** begin Information supplied **
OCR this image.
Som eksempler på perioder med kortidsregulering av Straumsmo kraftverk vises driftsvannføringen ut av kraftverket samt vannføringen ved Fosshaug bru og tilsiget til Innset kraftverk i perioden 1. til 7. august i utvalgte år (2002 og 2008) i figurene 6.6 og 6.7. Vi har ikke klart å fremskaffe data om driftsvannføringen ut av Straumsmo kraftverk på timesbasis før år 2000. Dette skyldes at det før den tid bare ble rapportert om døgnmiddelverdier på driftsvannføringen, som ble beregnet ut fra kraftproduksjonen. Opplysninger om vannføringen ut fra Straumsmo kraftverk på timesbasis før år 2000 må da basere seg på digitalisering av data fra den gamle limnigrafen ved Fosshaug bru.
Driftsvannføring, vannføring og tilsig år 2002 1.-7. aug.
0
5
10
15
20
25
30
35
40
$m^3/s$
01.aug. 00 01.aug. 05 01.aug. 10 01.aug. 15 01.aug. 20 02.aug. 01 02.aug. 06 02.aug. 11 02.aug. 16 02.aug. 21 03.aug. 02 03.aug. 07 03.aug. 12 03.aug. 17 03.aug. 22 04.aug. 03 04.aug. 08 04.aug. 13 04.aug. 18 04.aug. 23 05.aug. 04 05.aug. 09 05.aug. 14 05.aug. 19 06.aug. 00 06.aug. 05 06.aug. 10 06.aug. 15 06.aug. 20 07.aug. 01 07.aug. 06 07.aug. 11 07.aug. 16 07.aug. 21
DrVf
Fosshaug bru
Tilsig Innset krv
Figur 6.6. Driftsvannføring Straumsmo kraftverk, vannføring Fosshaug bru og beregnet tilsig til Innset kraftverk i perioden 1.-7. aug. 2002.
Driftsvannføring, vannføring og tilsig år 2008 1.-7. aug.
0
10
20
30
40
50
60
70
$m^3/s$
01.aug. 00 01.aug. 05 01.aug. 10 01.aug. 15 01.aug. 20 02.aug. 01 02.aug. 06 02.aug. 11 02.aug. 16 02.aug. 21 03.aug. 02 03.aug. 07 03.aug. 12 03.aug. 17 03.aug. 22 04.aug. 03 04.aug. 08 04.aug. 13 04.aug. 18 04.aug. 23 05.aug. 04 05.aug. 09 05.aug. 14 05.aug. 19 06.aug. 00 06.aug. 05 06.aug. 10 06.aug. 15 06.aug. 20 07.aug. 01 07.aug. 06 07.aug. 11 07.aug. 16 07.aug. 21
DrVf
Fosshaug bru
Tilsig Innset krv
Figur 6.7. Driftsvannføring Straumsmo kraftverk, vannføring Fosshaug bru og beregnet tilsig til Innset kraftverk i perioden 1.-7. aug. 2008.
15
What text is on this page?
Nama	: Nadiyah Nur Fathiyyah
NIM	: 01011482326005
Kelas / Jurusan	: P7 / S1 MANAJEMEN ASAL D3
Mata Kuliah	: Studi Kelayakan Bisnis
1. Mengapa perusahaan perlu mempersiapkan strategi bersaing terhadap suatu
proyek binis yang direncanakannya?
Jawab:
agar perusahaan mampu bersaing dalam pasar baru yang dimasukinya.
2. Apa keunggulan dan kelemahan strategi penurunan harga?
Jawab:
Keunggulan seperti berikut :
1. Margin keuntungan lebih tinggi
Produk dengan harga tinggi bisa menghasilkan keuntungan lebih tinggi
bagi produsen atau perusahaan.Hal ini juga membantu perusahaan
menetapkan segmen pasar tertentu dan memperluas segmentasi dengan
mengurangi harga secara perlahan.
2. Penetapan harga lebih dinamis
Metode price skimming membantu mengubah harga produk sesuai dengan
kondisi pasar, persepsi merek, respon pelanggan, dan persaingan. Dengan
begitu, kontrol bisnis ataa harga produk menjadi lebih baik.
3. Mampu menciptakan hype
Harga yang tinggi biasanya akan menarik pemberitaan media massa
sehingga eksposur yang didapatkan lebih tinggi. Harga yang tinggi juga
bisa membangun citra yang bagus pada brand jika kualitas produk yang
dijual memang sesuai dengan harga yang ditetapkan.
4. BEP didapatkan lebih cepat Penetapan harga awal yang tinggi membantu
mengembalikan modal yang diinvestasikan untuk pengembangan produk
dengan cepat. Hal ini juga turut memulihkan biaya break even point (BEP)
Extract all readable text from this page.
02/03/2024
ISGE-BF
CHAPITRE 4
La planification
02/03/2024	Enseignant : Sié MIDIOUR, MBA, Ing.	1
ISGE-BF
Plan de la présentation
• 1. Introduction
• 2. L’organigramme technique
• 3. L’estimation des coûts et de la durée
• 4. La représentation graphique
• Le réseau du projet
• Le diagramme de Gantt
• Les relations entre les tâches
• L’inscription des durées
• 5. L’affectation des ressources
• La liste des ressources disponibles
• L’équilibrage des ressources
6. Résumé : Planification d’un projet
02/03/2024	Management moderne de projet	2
** end Information supplied **
### What this task involves
In the listing above, how many lines hold the word "ressources"? Give the number and nothing more.

### Full response
3